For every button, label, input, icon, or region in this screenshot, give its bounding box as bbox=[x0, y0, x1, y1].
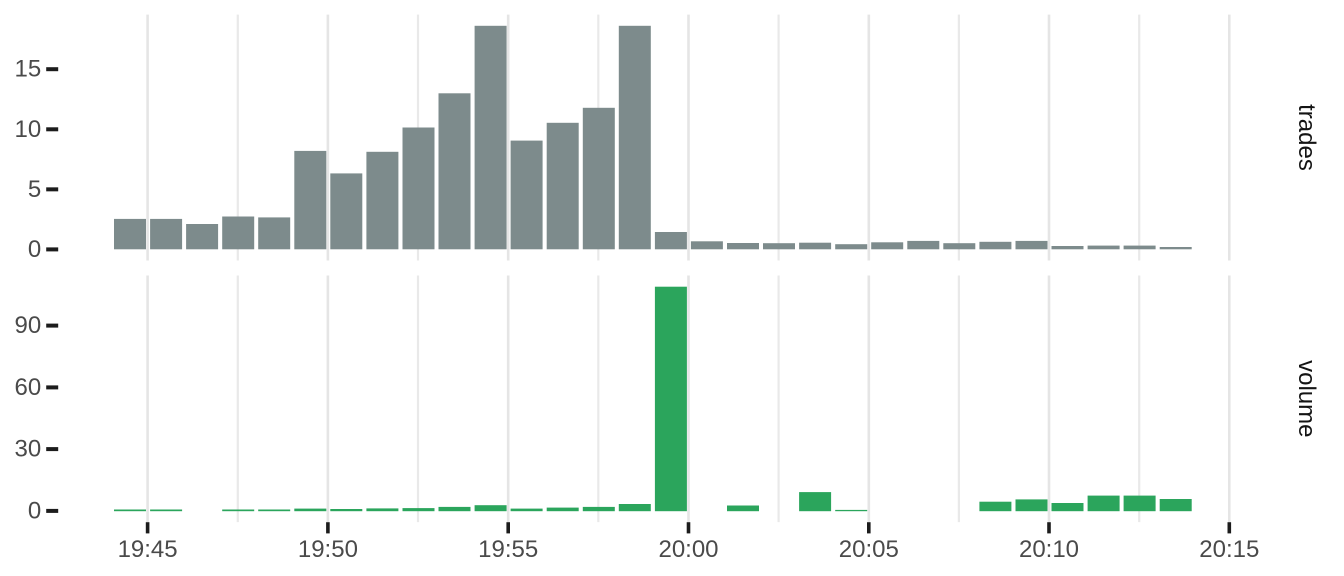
svg-text:trades: trades bbox=[1293, 104, 1320, 171]
svg-text:0: 0 bbox=[28, 236, 41, 263]
svg-text:90: 90 bbox=[14, 312, 41, 339]
svg-text:19:50: 19:50 bbox=[298, 536, 358, 563]
svg-text:30: 30 bbox=[14, 436, 41, 463]
svg-text:20:00: 20:00 bbox=[658, 536, 718, 563]
svg-text:5: 5 bbox=[28, 176, 41, 203]
svg-text:15: 15 bbox=[14, 56, 41, 83]
svg-text:20:05: 20:05 bbox=[839, 536, 899, 563]
svg-text:60: 60 bbox=[14, 374, 41, 401]
svg-text:0: 0 bbox=[28, 497, 41, 524]
svg-text:20:10: 20:10 bbox=[1019, 536, 1079, 563]
svg-text:19:45: 19:45 bbox=[118, 536, 178, 563]
svg-text:volume: volume bbox=[1293, 360, 1320, 437]
svg-text:20:15: 20:15 bbox=[1199, 536, 1259, 563]
svg-text:19:55: 19:55 bbox=[478, 536, 538, 563]
svg-text:10: 10 bbox=[14, 116, 41, 143]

Aufgabe:
Übertragen Sie sämtliche Zeilen oben in eine nummerierte Liste und lassen Sie dabei Leerzeilen weg. Die Bilder gehören nicht in die Antwort.

Antwort:
1. For every button, label, input, icon, or region in this screenshot, give its bounding box as bbox=[x0, y0, x1, y1].
2. svg-text:trades: trades bbox=[1293, 104, 1320, 171]
3. svg-text:0: 0 bbox=[28, 236, 41, 263]
4. svg-text:90: 90 bbox=[14, 312, 41, 339]
5. svg-text:19:50: 19:50 bbox=[298, 536, 358, 563]
6. svg-text:30: 30 bbox=[14, 436, 41, 463]
7. svg-text:20:00: 20:00 bbox=[658, 536, 718, 563]
8. svg-text:5: 5 bbox=[28, 176, 41, 203]
9. svg-text:15: 15 bbox=[14, 56, 41, 83]
10. svg-text:20:05: 20:05 bbox=[839, 536, 899, 563]
11. svg-text:60: 60 bbox=[14, 374, 41, 401]
12. svg-text:0: 0 bbox=[28, 497, 41, 524]
13. svg-text:20:10: 20:10 bbox=[1019, 536, 1079, 563]
14. svg-text:19:45: 19:45 bbox=[118, 536, 178, 563]
15. svg-text:volume: volume bbox=[1293, 360, 1320, 437]
16. svg-text:20:15: 20:15 bbox=[1199, 536, 1259, 563]
17. svg-text:19:55: 19:55 bbox=[478, 536, 538, 563]
18. svg-text:10: 10 bbox=[14, 116, 41, 143]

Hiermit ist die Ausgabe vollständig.